WRITTEN PROBLEM: Within the records below, find each line that holds the string "GEORGIA", then copy it.

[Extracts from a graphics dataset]
+++

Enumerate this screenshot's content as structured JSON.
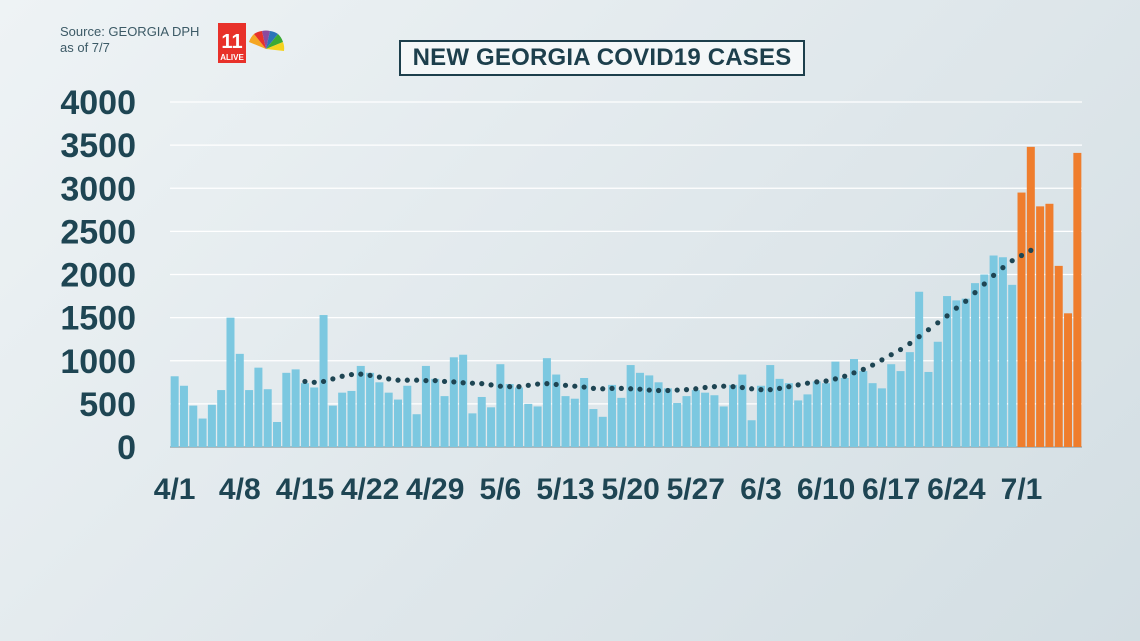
{
  "header": {
    "source_line1": "Source: GEORGIA DPH",
    "source_line2": "as of 7/7",
    "title": "NEW GEORGIA COVID19 CASES"
  },
  "logo": {
    "station": "ALIVE",
    "number": "11"
  },
  "colors": {
    "bar_reported": "#7cc8e0",
    "bar_recent": "#ef7d2d",
    "moving_average": "#1e4553",
    "axis_text": "#1e4553",
    "title_border": "#1d3f4c"
  },
  "chart_data": {
    "type": "bar",
    "title": "NEW GEORGIA COVID19 CASES",
    "xlabel": "",
    "ylabel": "",
    "ylim": [
      0,
      4000
    ],
    "yticks": [
      0,
      500,
      1000,
      1500,
      2000,
      2500,
      3000,
      3500,
      4000
    ],
    "xtick_labels": [
      "4/1",
      "4/8",
      "4/15",
      "4/22",
      "4/29",
      "5/6",
      "5/13",
      "5/20",
      "5/27",
      "6/3",
      "6/10",
      "6/17",
      "6/24",
      "7/1"
    ],
    "xtick_label_indices": [
      0,
      7,
      14,
      21,
      28,
      35,
      42,
      49,
      56,
      63,
      70,
      77,
      84,
      91
    ],
    "grid": true,
    "legend": "none",
    "series": [
      {
        "values": [
          820,
          710,
          480,
          330,
          490,
          660,
          1500,
          1080,
          660,
          920,
          670,
          290,
          860,
          900,
          740,
          690,
          1530,
          480,
          630,
          650,
          940,
          860,
          750,
          630,
          550,
          710,
          380,
          940,
          790,
          590,
          1040,
          1070,
          390,
          580,
          460,
          960,
          730,
          690,
          500,
          470,
          1030,
          840,
          590,
          560,
          800,
          440,
          350,
          720,
          570,
          950,
          860,
          830,
          750,
          680,
          510,
          590,
          660,
          630,
          600,
          470,
          720,
          840,
          310,
          710,
          950,
          790,
          740,
          540,
          610,
          760,
          740,
          990,
          800,
          1020,
          880,
          740,
          680,
          960,
          880,
          1100,
          1800,
          870,
          1220,
          1750,
          1700,
          1720,
          1900,
          2000,
          2220,
          2200,
          1880
        ]
      },
      {
        "start_index": 91,
        "values": [
          2950,
          3480,
          2790,
          2820,
          2100,
          1550,
          3410
        ]
      }
    ],
    "moving_average": {
      "start_index": 14,
      "values": [
        760,
        750,
        760,
        790,
        820,
        840,
        845,
        830,
        810,
        790,
        775,
        775,
        775,
        770,
        770,
        760,
        755,
        745,
        740,
        735,
        720,
        705,
        700,
        700,
        715,
        730,
        735,
        725,
        715,
        705,
        695,
        680,
        675,
        680,
        680,
        675,
        670,
        660,
        655,
        655,
        660,
        665,
        675,
        690,
        700,
        705,
        700,
        690,
        675,
        665,
        665,
        680,
        700,
        720,
        740,
        755,
        765,
        790,
        820,
        860,
        900,
        950,
        1010,
        1070,
        1130,
        1200,
        1280,
        1360,
        1440,
        1520,
        1610,
        1690,
        1790,
        1890,
        1990,
        2080,
        2160,
        2220,
        2280
      ]
    }
  }
}
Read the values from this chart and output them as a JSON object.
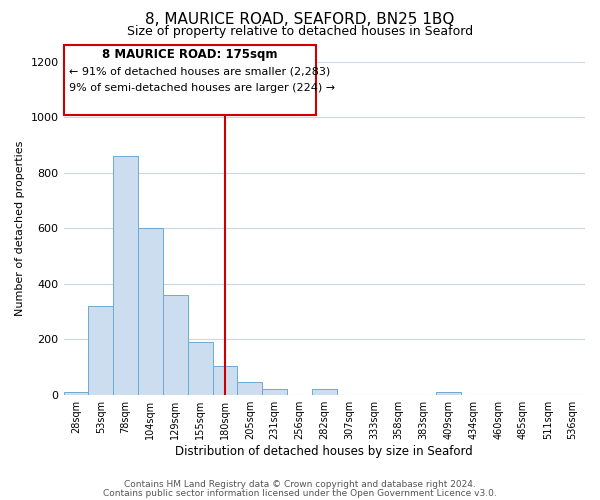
{
  "title": "8, MAURICE ROAD, SEAFORD, BN25 1BQ",
  "subtitle": "Size of property relative to detached houses in Seaford",
  "xlabel": "Distribution of detached houses by size in Seaford",
  "ylabel": "Number of detached properties",
  "bar_labels": [
    "28sqm",
    "53sqm",
    "78sqm",
    "104sqm",
    "129sqm",
    "155sqm",
    "180sqm",
    "205sqm",
    "231sqm",
    "256sqm",
    "282sqm",
    "307sqm",
    "333sqm",
    "358sqm",
    "383sqm",
    "409sqm",
    "434sqm",
    "460sqm",
    "485sqm",
    "511sqm",
    "536sqm"
  ],
  "bar_values": [
    10,
    320,
    860,
    600,
    360,
    190,
    105,
    45,
    20,
    0,
    20,
    0,
    0,
    0,
    0,
    10,
    0,
    0,
    0,
    0,
    0
  ],
  "bar_color": "#ccddf0",
  "bar_edge_color": "#6aaad4",
  "highlight_bar_index": 6,
  "highlight_line_color": "#cc0000",
  "annotation_title": "8 MAURICE ROAD: 175sqm",
  "annotation_line1": "← 91% of detached houses are smaller (2,283)",
  "annotation_line2": "9% of semi-detached houses are larger (224) →",
  "annotation_box_color": "#ffffff",
  "annotation_box_edge": "#cc0000",
  "ylim": [
    0,
    1200
  ],
  "yticks": [
    0,
    200,
    400,
    600,
    800,
    1000,
    1200
  ],
  "footer1": "Contains HM Land Registry data © Crown copyright and database right 2024.",
  "footer2": "Contains public sector information licensed under the Open Government Licence v3.0.",
  "bg_color": "#ffffff",
  "grid_color": "#c8d8e8",
  "title_fontsize": 11,
  "subtitle_fontsize": 9,
  "footer_fontsize": 6.5
}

+++

CORRECT RESULT:
    "source_line1": "Source: GEORGIA DPH",
    "title": "NEW GEORGIA COVID19 CASES"
    "title": "NEW GEORGIA COVID19 CASES",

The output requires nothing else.